Items from a figure collection
"""
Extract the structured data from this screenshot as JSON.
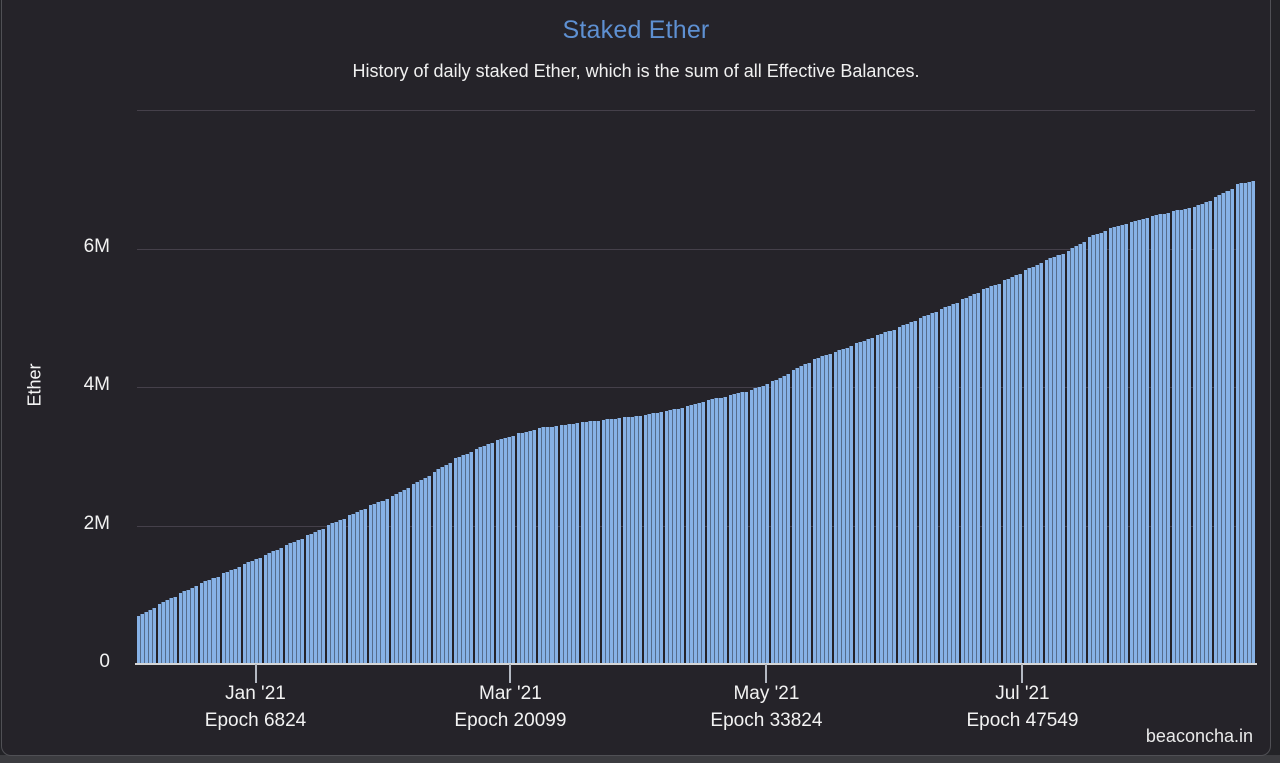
{
  "page": {
    "watermark": "beaconcha.in"
  },
  "chart_data": {
    "type": "bar",
    "title": "Staked Ether",
    "subtitle": "History of daily staked Ether, which is the sum of all Effective Balances.",
    "ylabel": "Ether",
    "unit": "million ETH",
    "ylim": [
      0,
      8
    ],
    "grid": "horizontal-only",
    "y_gridlines": [
      2,
      4,
      6,
      8
    ],
    "y_ticks": [
      {
        "value": 0,
        "label": "0"
      },
      {
        "value": 2,
        "label": "2M"
      },
      {
        "value": 4,
        "label": "4M"
      },
      {
        "value": 6,
        "label": "6M"
      }
    ],
    "x_ticks": [
      {
        "label": "Jan '21",
        "sublabel": "Epoch 6824",
        "pos": 0.106
      },
      {
        "label": "Mar '21",
        "sublabel": "Epoch 20099",
        "pos": 0.334
      },
      {
        "label": "May '21",
        "sublabel": "Epoch 33824",
        "pos": 0.563
      },
      {
        "label": "Jul '21",
        "sublabel": "Epoch 47549",
        "pos": 0.792
      }
    ],
    "series": [
      {
        "name": "Staked Ether",
        "values_million_eth": [
          0.7,
          0.87,
          1.03,
          1.17,
          1.31,
          1.45,
          1.58,
          1.72,
          1.86,
          2.01,
          2.15,
          2.29,
          2.43,
          2.6,
          2.78,
          2.97,
          3.11,
          3.24,
          3.33,
          3.41,
          3.45,
          3.49,
          3.53,
          3.56,
          3.6,
          3.66,
          3.72,
          3.81,
          3.89,
          3.96,
          4.08,
          4.25,
          4.41,
          4.51,
          4.63,
          4.75,
          4.87,
          5.0,
          5.13,
          5.27,
          5.41,
          5.54,
          5.69,
          5.84,
          5.97,
          6.17,
          6.29,
          6.39,
          6.47,
          6.54,
          6.6,
          6.74,
          6.93
        ]
      }
    ],
    "colors": {
      "bar": "#87b2e6",
      "title": "#5e90d2",
      "background": "#252329",
      "gridline": "#45404a",
      "axis_line": "#d6d6d6",
      "text": "#f2f2f2"
    }
  }
}
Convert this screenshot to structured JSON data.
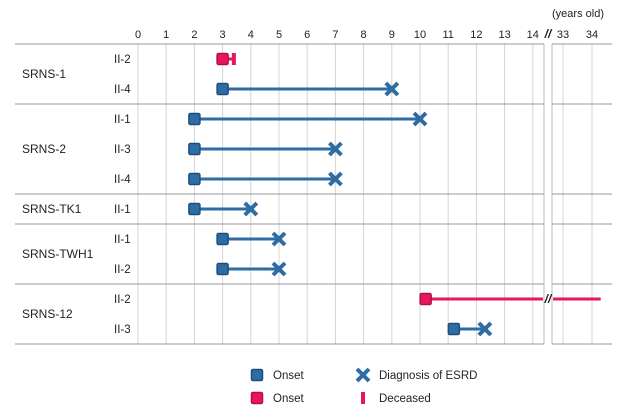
{
  "chart_data": {
    "type": "timeline",
    "unit_label": "(years old)",
    "x_ticks": [
      0,
      1,
      2,
      3,
      4,
      5,
      6,
      7,
      8,
      9,
      10,
      11,
      12,
      13,
      14,
      33,
      34
    ],
    "x_break": {
      "after": 14,
      "before": 33
    },
    "colors": {
      "blue": "#2e6ca4",
      "blue_dark": "#1d4f7c",
      "pink": "#e8175d"
    },
    "families": [
      {
        "name": "SRNS-1",
        "individuals": [
          {
            "id": "II-2",
            "onset": 3,
            "end": 3.4,
            "end_type": "deceased",
            "color": "pink"
          },
          {
            "id": "II-4",
            "onset": 3,
            "end": 9,
            "end_type": "esrd",
            "color": "blue"
          }
        ]
      },
      {
        "name": "SRNS-2",
        "individuals": [
          {
            "id": "II-1",
            "onset": 2,
            "end": 10,
            "end_type": "esrd",
            "color": "blue"
          },
          {
            "id": "II-3",
            "onset": 2,
            "end": 7,
            "end_type": "esrd",
            "color": "blue"
          },
          {
            "id": "II-4",
            "onset": 2,
            "end": 7,
            "end_type": "esrd",
            "color": "blue"
          }
        ]
      },
      {
        "name": "SRNS-TK1",
        "individuals": [
          {
            "id": "II-1",
            "onset": 2,
            "end": 4,
            "end_type": "esrd",
            "color": "blue"
          }
        ]
      },
      {
        "name": "SRNS-TWH1",
        "individuals": [
          {
            "id": "II-1",
            "onset": 3,
            "end": 5,
            "end_type": "esrd",
            "color": "blue"
          },
          {
            "id": "II-2",
            "onset": 3,
            "end": 5,
            "end_type": "esrd",
            "color": "blue"
          }
        ]
      },
      {
        "name": "SRNS-12",
        "individuals": [
          {
            "id": "II-2",
            "onset": 10.2,
            "end": 34.3,
            "end_type": "none",
            "color": "pink"
          },
          {
            "id": "II-3",
            "onset": 11.2,
            "end": 12.3,
            "end_type": "esrd",
            "color": "blue"
          }
        ]
      }
    ],
    "legend": [
      {
        "marker": "onset",
        "color": "blue",
        "label": "Onset"
      },
      {
        "marker": "esrd",
        "color": "blue",
        "label": "Diagnosis of ESRD"
      },
      {
        "marker": "onset",
        "color": "pink",
        "label": "Onset"
      },
      {
        "marker": "deceased",
        "color": "pink",
        "label": "Deceased"
      }
    ]
  }
}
"""
* Goal: Show the lines of the records that contain the word "screenshot".

* Solution below:
Extract the structured data from this screenshot as JSON.
Convert this screenshot to structured JSON data.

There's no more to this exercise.